==== Extrait de page
À la lumière de ce fait considérable,
les experts en stratégie internationale vous diront qu'il existe deux
façons pour un peuple ou un pays de s'inscrire dans un monde foncièrement
agressif. Pour parler vite : une école réaliste et une école
idéaliste, la première n'ayant foi qu'en la force, la seconde
s'appuyant sur une franche moralisation des relations entre les peuples.
(Et ce n'est pas là faire du manichéisme
à deux sous. Il arrive souvent que les deux s'entremêlent. Le
réalisme est souvent niellé d'idéalisme. Pas d'idéalisme
sans le soutien du réalisme, non plus.)
Si Staline était un réaliste,
c'est qu'il opposait ses divisions aux crosses et aux mitres du Vatican. Et
de fait, dans la lutte du pot de fer contre le pot de terre, du char soviétique
T 34 contre la croix du pèlerin, la parole persévérante
a fini par percer le vocabulaire bétonné de la dictature. Jean-Paul
II, Gandhi, Martin Luther King, Mandela… porteurs d'humanisme religieux,
national, communautaire ou démocratique, ont réussi leur combat,
tous à des degrés divers, tous en martyrs. Le premier a fait
s'écrouler l'empire soviétique. Le second a bouté les
Anglais hors de l'Inde. L'autre a amorcé la pompe du mouvement d'émancipation
des Noirs. Le dernier a réconcilié des peuples séparés
par le gouffre de l'apartheid.
========
==== Informations fournies
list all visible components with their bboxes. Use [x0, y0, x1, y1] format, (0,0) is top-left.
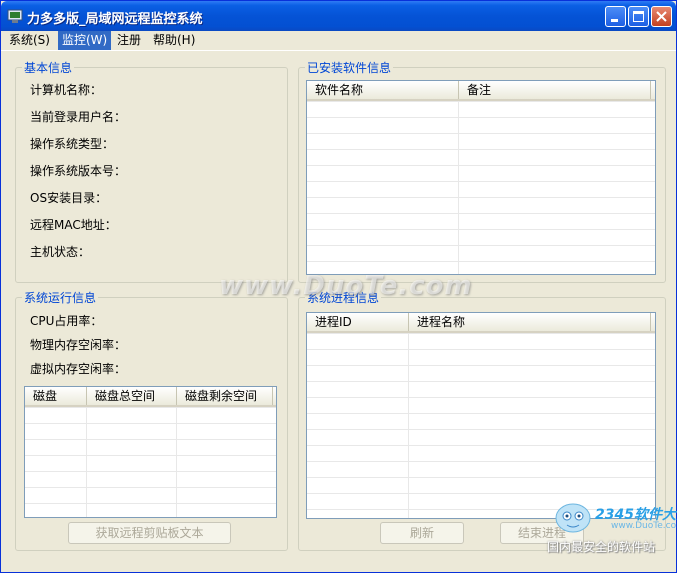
title-bar[interactable]: 力多多版_局域网远程监控系统 [1, 1, 676, 31]
column-divider [176, 407, 177, 517]
column-software-name[interactable]: 软件名称 [307, 81, 459, 99]
column-divider [86, 407, 87, 517]
logo-2345: 2345软件大全 www.DuoTe.com 国内最安全的软件站 [539, 494, 677, 558]
maximize-icon [633, 11, 644, 22]
menu-help[interactable]: 帮助(H) [149, 31, 199, 50]
minimize-button[interactable] [605, 6, 626, 27]
remote-mac-label: 远程MAC地址： [30, 218, 117, 232]
process-list-grid [307, 333, 655, 518]
os-version-label: 操作系统版本号： [30, 164, 127, 178]
software-list[interactable]: 软件名称 备注 [306, 80, 656, 275]
refresh-button[interactable]: 刷新 [380, 522, 464, 544]
column-divider [458, 101, 459, 274]
installed-software-title: 已安装软件信息 [307, 61, 392, 75]
minimize-icon [611, 19, 618, 22]
runtime-info-title: 系统运行信息 [24, 291, 97, 305]
column-disk-total[interactable]: 磁盘总空间 [87, 387, 177, 405]
os-install-dir-label: OS安装目录： [30, 191, 108, 205]
column-disk-free[interactable]: 磁盘剩余空间 [177, 387, 273, 405]
menu-monitor[interactable]: 监控(W) [58, 31, 112, 50]
window-title: 力多多版_局域网远程监控系统 [27, 12, 203, 27]
process-list[interactable]: 进程ID 进程名称 [306, 312, 656, 519]
menu-bar: 系统(S) 监控(W) 注册 帮助(H) [1, 31, 676, 51]
get-clipboard-button[interactable]: 获取远程剪贴板文本 [68, 522, 231, 544]
column-disk[interactable]: 磁盘 [25, 387, 87, 405]
maximize-button[interactable] [628, 6, 649, 27]
host-status-label: 主机状态： [30, 245, 91, 259]
column-remark[interactable]: 备注 [459, 81, 651, 99]
virtual-memory-label: 虚拟内存空闲率： [30, 362, 127, 376]
software-list-header: 软件名称 备注 [307, 81, 655, 101]
duote-watermark: www.DuoTe.com [219, 271, 473, 301]
mascot-icon [555, 503, 591, 533]
column-divider [408, 333, 409, 518]
software-list-grid [307, 101, 655, 274]
column-process-name[interactable]: 进程名称 [409, 313, 651, 331]
process-list-header: 进程ID 进程名称 [307, 313, 655, 333]
basic-info-title: 基本信息 [24, 61, 73, 75]
disk-list-header: 磁盘 磁盘总空间 磁盘剩余空间 [25, 387, 276, 407]
login-user-label: 当前登录用户名： [30, 110, 127, 124]
disk-list-grid [25, 407, 276, 517]
disk-list[interactable]: 磁盘 磁盘总空间 磁盘剩余空间 [24, 386, 277, 518]
close-button[interactable] [651, 6, 672, 27]
os-type-label: 操作系统类型： [30, 137, 115, 151]
app-monitor-icon [7, 9, 23, 23]
logo-url: www.DuoTe.com [611, 521, 677, 531]
close-icon [656, 11, 667, 22]
app-window: 力多多版_局域网远程监控系统 系统(S) 监控(W) 注册 帮助(H) 基本信息… [0, 0, 677, 573]
menu-register[interactable]: 注册 [113, 31, 145, 50]
column-process-id[interactable]: 进程ID [307, 313, 409, 331]
computer-name-label: 计算机名称： [30, 83, 103, 97]
physical-memory-label: 物理内存空闲率： [30, 338, 127, 352]
logo-slogan: 国内最安全的软件站 [547, 540, 656, 554]
cpu-usage-label: CPU占用率： [30, 314, 103, 328]
menu-system[interactable]: 系统(S) [5, 31, 54, 50]
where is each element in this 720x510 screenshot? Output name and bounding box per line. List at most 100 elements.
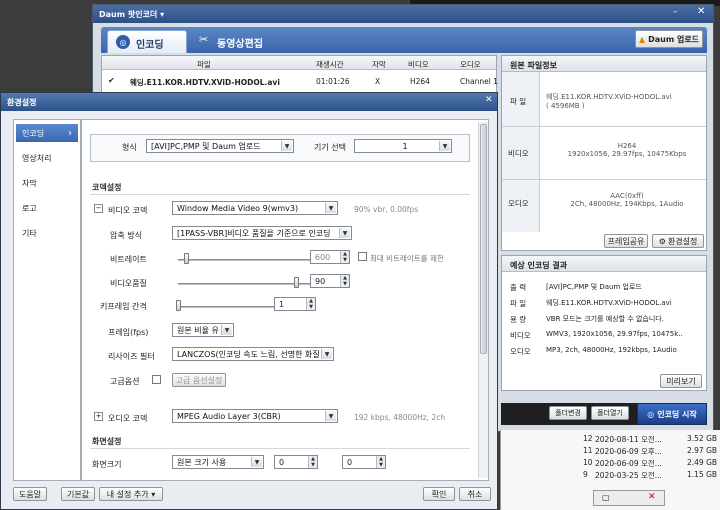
start-encoding-button[interactable]: ◎ 인코딩 시작 xyxy=(637,403,707,425)
fps-select[interactable]: 원본 비율 유 ▼ xyxy=(172,323,234,337)
nav-item[interactable]: 자막 xyxy=(16,174,78,192)
audio-codec-hint: 192 kbps, 48000Hz, 2ch xyxy=(354,413,446,422)
header-duration[interactable]: 재생시간 xyxy=(316,59,344,70)
close-icon[interactable]: ✕ xyxy=(485,95,493,105)
file-row-name[interactable]: 웨딩.E11.KOR.HDTV.XViD-HODOL.avi xyxy=(130,77,302,88)
list-item-date: 2020-06-09 오후... xyxy=(595,447,662,456)
file-row-check-icon[interactable]: ✔ xyxy=(108,76,115,85)
chevron-down-icon: ▼ xyxy=(325,203,336,213)
keyframe-input[interactable]: 1 ▲ ▼ xyxy=(274,297,316,311)
spin-arrows-icon[interactable]: ▲ ▼ xyxy=(340,251,349,263)
advanced-label: 고급옵션 xyxy=(110,377,140,386)
format-select[interactable]: [AVI]PC,PMP 및 Daum 업로드 ▼ xyxy=(146,139,294,153)
nav-item[interactable]: 영상처리 xyxy=(16,149,78,167)
nav-item[interactable]: 기타 xyxy=(16,224,78,242)
keyframe-slider-thumb[interactable] xyxy=(176,300,181,311)
compress-select[interactable]: [1PASS-VBR]비디오 품질을 기준으로 인코딩 ▼ xyxy=(172,226,352,240)
quality-input[interactable]: 90 ▲ ▼ xyxy=(310,274,350,288)
my-settings-button[interactable]: 내 설정 추가 ▾ xyxy=(99,487,163,501)
list-item-number: 10 xyxy=(583,458,593,467)
chevron-down-icon: ▼ xyxy=(221,325,232,335)
list-item-size: 3.52 GB xyxy=(687,434,718,443)
folder-open-button[interactable]: 폴더열기 xyxy=(591,406,629,420)
list-item-date: 2020-03-25 오전... xyxy=(595,471,662,480)
spin-arrows-icon[interactable]: ▲ ▼ xyxy=(308,456,317,468)
bitrate-slider-track[interactable] xyxy=(178,259,310,261)
bitrate-slider-thumb[interactable] xyxy=(184,253,189,264)
settings-dialog: 환경설정 ✕ 인코딩 › 영상처리 자막 로고 기타 형식 [AVI]PC,PMP 및 D… xyxy=(0,92,498,510)
quality-slider-thumb[interactable] xyxy=(293,277,299,288)
tab-video-edit[interactable]: ✂ 동영상편집 xyxy=(195,31,295,52)
height-input[interactable]: 0 ▲ ▼ xyxy=(342,455,386,469)
list-item-date: 2020-06-09 오전... xyxy=(595,459,662,468)
video-codec-hint: 90% vbr, 0.00fps xyxy=(354,205,419,214)
result-label: 비디오 xyxy=(510,331,531,340)
spin-arrows-icon[interactable]: ▲ ▼ xyxy=(306,298,315,310)
scrollbar-thumb[interactable] xyxy=(480,124,487,354)
width-value: 0 xyxy=(279,457,285,467)
source-video-value: H264 1920x1056, 29.97fps, 10475Kbps xyxy=(567,142,687,158)
chevron-down-icon: ▼ xyxy=(251,457,262,467)
compress-label: 압축 방식 xyxy=(110,231,142,240)
spin-arrows-icon[interactable]: ▲ ▼ xyxy=(376,456,385,468)
result-value: VBR 모드는 크기를 예상할 수 없습니다. xyxy=(546,315,664,323)
header-video[interactable]: 비디오 xyxy=(408,59,429,70)
ok-button[interactable]: 확인 xyxy=(423,487,455,501)
audio-codec-select[interactable]: MPEG Audio Layer 3(CBR) ▼ xyxy=(172,409,338,423)
list-item-number: 11 xyxy=(583,446,593,455)
result-label: 파 일 xyxy=(510,299,527,308)
keyframe-label: 키프레임 간격 xyxy=(100,302,147,311)
window-icon[interactable]: ▢ xyxy=(602,493,610,502)
list-item-number: 9 xyxy=(583,470,588,479)
cancel-button[interactable]: 취소 xyxy=(459,487,491,501)
source-file-value: 웨딩.E11.KOR.HDTV.XViD-HODOL.avi ( 4596MB … xyxy=(546,93,672,110)
file-table: 파일 재생시간 자막 비디오 오디오 ✔ 웨딩.E11.KOR.HDTV.XVi… xyxy=(101,55,498,95)
width-input[interactable]: 0 ▲ ▼ xyxy=(274,455,318,469)
taskbar-thumb: ▢ ✕ xyxy=(593,490,665,506)
preview-button[interactable]: 미리보기 xyxy=(660,374,702,388)
advanced-checkbox[interactable] xyxy=(152,375,161,384)
settings-content: 형식 [AVI]PC,PMP 및 Daum 업로드 ▼ 기기 선택 1 ▼ 코덱설정… xyxy=(81,119,489,481)
scissors-icon: ✂ xyxy=(199,33,209,46)
quality-slider-track[interactable] xyxy=(178,283,310,285)
header-file[interactable]: 파일 xyxy=(197,59,211,70)
header-subtitle[interactable]: 자막 xyxy=(372,59,386,70)
tab-encoding[interactable]: ◎ 인코딩 xyxy=(107,30,187,53)
settings-scrollbar[interactable] xyxy=(478,122,488,478)
resize-value: LANCZOS(인코딩 속도 느림, 선명한 화질 xyxy=(177,349,320,359)
gear-icon: ⚙ xyxy=(658,236,666,246)
source-info-title: 원본 파일정보 xyxy=(510,61,557,70)
height-value: 0 xyxy=(347,457,353,467)
main-window-title[interactable]: Daum 팟인코더 ▾ xyxy=(99,9,164,20)
device-select[interactable]: 1 ▼ xyxy=(354,139,452,153)
video-codec-select[interactable]: Window Media Video 9(wmv3) ▼ xyxy=(172,201,338,215)
expand-icon[interactable]: + xyxy=(94,412,103,421)
list-item-size: 2.97 GB xyxy=(687,446,718,455)
spin-arrows-icon[interactable]: ▲ ▼ xyxy=(340,275,349,287)
result-value: [AVI]PC,PMP 및 Daum 업로드 xyxy=(546,283,642,291)
max-bitrate-checkbox[interactable] xyxy=(358,252,367,261)
help-button[interactable]: 도움말 xyxy=(13,487,47,501)
env-settings-button[interactable]: ⚙ 환경설정 xyxy=(652,234,704,248)
frame-share-button[interactable]: 프레임공유 xyxy=(604,234,648,248)
nav-item-active[interactable]: 인코딩 › xyxy=(16,124,78,142)
screen-size-select[interactable]: 원본 크기 사용 ▼ xyxy=(172,455,264,469)
header-audio[interactable]: 오디오 xyxy=(460,59,481,70)
encoding-tab-icon: ◎ xyxy=(116,35,130,49)
nav-item[interactable]: 로고 xyxy=(16,199,78,217)
close-icon[interactable]: ✕ xyxy=(697,6,705,17)
default-button[interactable]: 기본값 xyxy=(61,487,95,501)
keyframe-slider-track[interactable] xyxy=(178,306,274,308)
daum-upload-button[interactable]: ▲ Daum 업로드 xyxy=(635,30,703,48)
source-divider xyxy=(502,126,706,127)
chevron-down-icon: ▼ xyxy=(321,349,332,359)
resize-select[interactable]: LANCZOS(인코딩 속도 느림, 선명한 화질 ▼ xyxy=(172,347,334,361)
advanced-options-button[interactable]: 고급 옵션설정 xyxy=(172,373,226,387)
close-icon[interactable]: ✕ xyxy=(648,492,656,502)
collapse-icon[interactable]: − xyxy=(94,204,103,213)
folder-change-button[interactable]: 폴더변경 xyxy=(549,406,587,420)
quality-label: 비디오품질 xyxy=(110,279,147,288)
bitrate-input[interactable]: 600 ▲ ▼ xyxy=(310,250,350,264)
minimize-icon[interactable]: – xyxy=(673,7,678,17)
env-settings-label: 환경설정 xyxy=(667,236,698,246)
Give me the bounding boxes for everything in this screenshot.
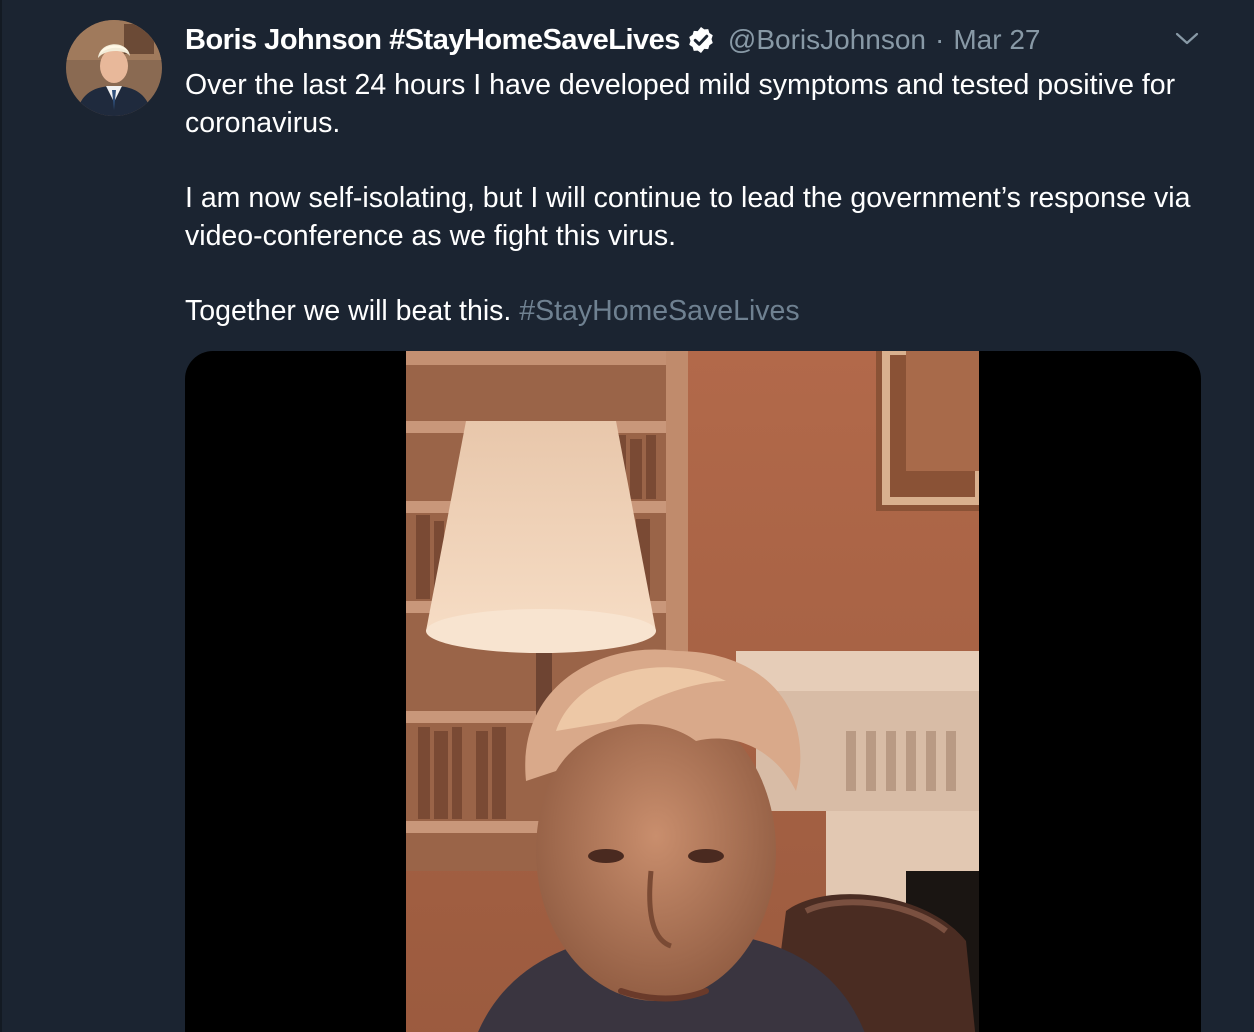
video-still	[406, 351, 979, 1032]
tweet-text: Over the last 24 hours I have developed …	[185, 66, 1225, 367]
tweet-paragraph-2: I am now self-isolating, but I will cont…	[185, 182, 1191, 252]
tweet-header: Boris Johnson #StayHomeSaveLives @BorisJ…	[185, 22, 1040, 58]
chevron-down-icon[interactable]	[1170, 22, 1204, 56]
video-frame	[406, 351, 979, 1032]
avatar-photo	[66, 20, 162, 116]
tweet-paragraph-3-text: Together we will beat this.	[185, 295, 520, 327]
tweet-paragraph-3: Together we will beat this. #StayHomeSav…	[185, 292, 1225, 330]
timestamp[interactable]: Mar 27	[953, 24, 1040, 56]
timeline: Boris Johnson #StayHomeSaveLives @BorisJ…	[0, 0, 1254, 1032]
verified-badge-icon	[689, 27, 713, 53]
tweet[interactable]: Boris Johnson #StayHomeSaveLives @BorisJ…	[2, 0, 1254, 1032]
display-name[interactable]: Boris Johnson #StayHomeSaveLives	[185, 24, 680, 57]
separator-dot: ·	[935, 24, 945, 55]
tweet-paragraph-1: Over the last 24 hours I have developed …	[185, 69, 1176, 139]
avatar[interactable]	[66, 20, 162, 116]
hashtag-link[interactable]: #StayHomeSaveLives	[519, 295, 799, 327]
video-player[interactable]	[185, 351, 1201, 1032]
handle[interactable]: @BorisJohnson	[728, 24, 926, 56]
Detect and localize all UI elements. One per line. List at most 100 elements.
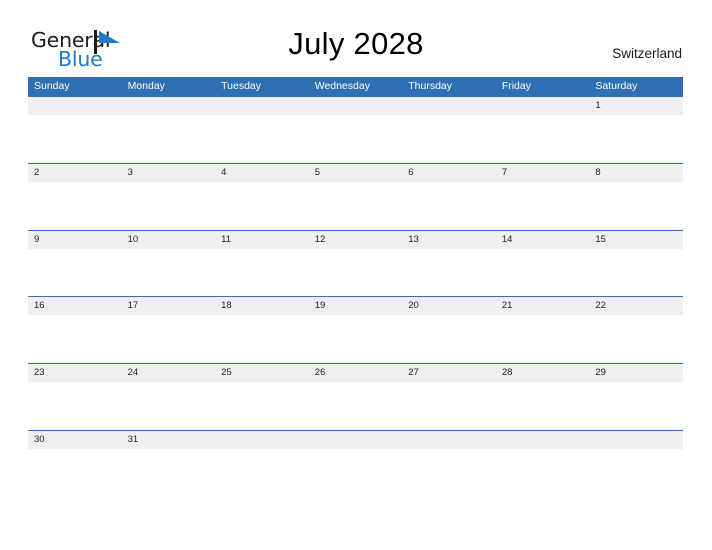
========
Problème posé 1: Recopiez à l'identique le passage de l'extrait sur les écoles réaliste et idéaliste qui s'ouvre sur les mots contenant "À la lumière" et se clôt sur "entre les peuples.".
Problème posé 2: Prolongez l'extrait sur les écoles réaliste et idéaliste au-delà de sa dernière phrase.

Résultat final 1:
À la lumière de ce fait considérable,
les experts en stratégie internationale vous diront qu'il existe deux
façons pour un peuple ou un pays de s'inscrire dans un monde foncièrement
agressif. Pour parler vite : une école réaliste et une école
idéaliste, la première n'ayant foi qu'en la force, la seconde
s'appuyant sur une franche moralisation des relations entre les peuples.

Résultat final 2:
Les autorités arméniennes actuelles
n'ont pas d'autre choix que celui du réalisme le plus têtu, dans
un contexte géopolitique fragile et contraignant, pour maintenir la
survivance du pays, quitte à subir la détestation des idéalistes
en faisant la sourde oreille à leurs poussées de fièvre
démocratique, quitte aussi à fouler aux pieds les droits de
l'homme et son corollaire culturel, le martkoutioun (voir note plus haut).
Même si le combat de la diaspora pour la reconnaissance du génocide
arménien par l'État turc trouve plus qu'un écho favorable
auprès du pouvoir arménien, une absolue convergence de vues,
on serait tenté de croire que l'une et l'autre ne " fonctionnent
" pas sur les mêmes principes de survie physique ou morale.
En effet, toute la dynamique de la diaspora,
fondée sur la reconnaissance du génocide, relève de l'approche
idéaliste, dans la mesure où elle n'a pas d'autre mode de préservation
et de revendication. C'est en rappelant à l'Europe sa tradition humaniste
que la diaspora qui y réside s'oppose à l'entrée d'une
Turquie enferrée dans ses contradictions puisqu'elle maintient un type
de relations avec les autres pays qui relève du réalisme nationaliste
le plus dur, le plus sourd et le plus sournois, tout en prétendant
vouloir se conformer aux idéaux européens les plus ouverts.
La diaspora arménienne installée
sur le Vieux continent a une carte magnifique à jouer, celle d'obliger
l'Europe à ne pas oublier ses principes de pacification des mémoires.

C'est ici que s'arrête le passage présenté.